__Objective__
Repeat everything in the material exactly.

__Data extract__
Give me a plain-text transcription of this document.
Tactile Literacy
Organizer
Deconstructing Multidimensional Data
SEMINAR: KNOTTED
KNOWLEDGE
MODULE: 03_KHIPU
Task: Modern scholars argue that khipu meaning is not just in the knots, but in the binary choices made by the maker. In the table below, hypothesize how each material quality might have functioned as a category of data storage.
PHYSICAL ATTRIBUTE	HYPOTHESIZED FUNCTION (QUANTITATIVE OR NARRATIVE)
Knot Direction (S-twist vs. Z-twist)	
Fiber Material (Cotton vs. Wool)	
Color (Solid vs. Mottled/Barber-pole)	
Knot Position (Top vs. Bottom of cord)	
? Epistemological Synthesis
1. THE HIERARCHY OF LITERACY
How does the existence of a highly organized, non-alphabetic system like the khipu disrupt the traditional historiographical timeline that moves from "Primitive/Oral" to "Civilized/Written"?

__Task answer__
Give me a plain-text transcription of this document.
Tactile Literacy
Organizer
Deconstructing Multidimensional Data
SEMINAR: KNOTTED
KNOWLEDGE
MODULE: 03_KHIPU
Task: Modern scholars argue that khipu meaning is not just in the knots, but in the binary choices made by the maker. In the table below, hypothesize how each material quality might have functioned as a category of data storage.
PHYSICAL ATTRIBUTE	HYPOTHESIZED FUNCTION (QUANTITATIVE OR NARRATIVE)
Knot Direction (S-twist vs. Z-twist)	
Fiber Material (Cotton vs. Wool)	
Color (Solid vs. Mottled/Barber-pole)	
Knot Position (Top vs. Bottom of cord)	
? Epistemological Synthesis
1. THE HIERARCHY OF LITERACY
How does the existence of a highly organized, non-alphabetic system like the khipu disrupt the traditional historiographical timeline that moves from "Primitive/Oral" to "Civilized/Written"?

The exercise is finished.